Raw records
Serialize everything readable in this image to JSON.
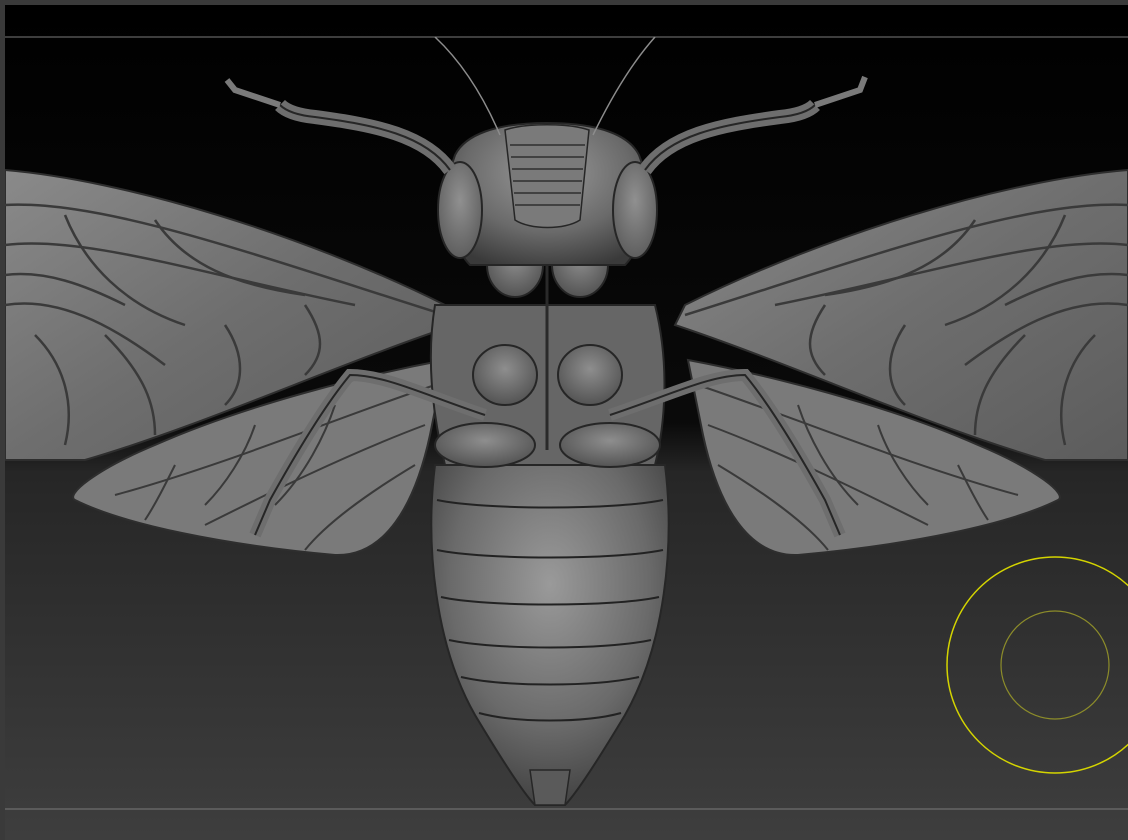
{
  "viewport": {
    "background_top": "#000000",
    "background_bottom": "#3d3d3d",
    "guide_line_color": "#8a8a8a"
  },
  "model": {
    "subject": "cicada",
    "material": "gray-clay",
    "base_color": "#777777",
    "shadow_color": "#2a2a2a",
    "highlight_color": "#b8b8b8"
  },
  "brush_cursor": {
    "color": "#d4d400",
    "inner_color": "#8c8c2a"
  }
}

■ **What you will do**:
Quote the material exactly. Pictures stay out.

■ **In response**:
Serialize everything readable in this image to JSON.
{
  "viewport": {
    "background_top": "#000000",
    "background_bottom": "#3d3d3d",
    "guide_line_color": "#8a8a8a"
  },
  "model": {
    "subject": "cicada",
    "material": "gray-clay",
    "base_color": "#777777",
    "shadow_color": "#2a2a2a",
    "highlight_color": "#b8b8b8"
  },
  "brush_cursor": {
    "color": "#d4d400",
    "inner_color": "#8c8c2a"
  }
}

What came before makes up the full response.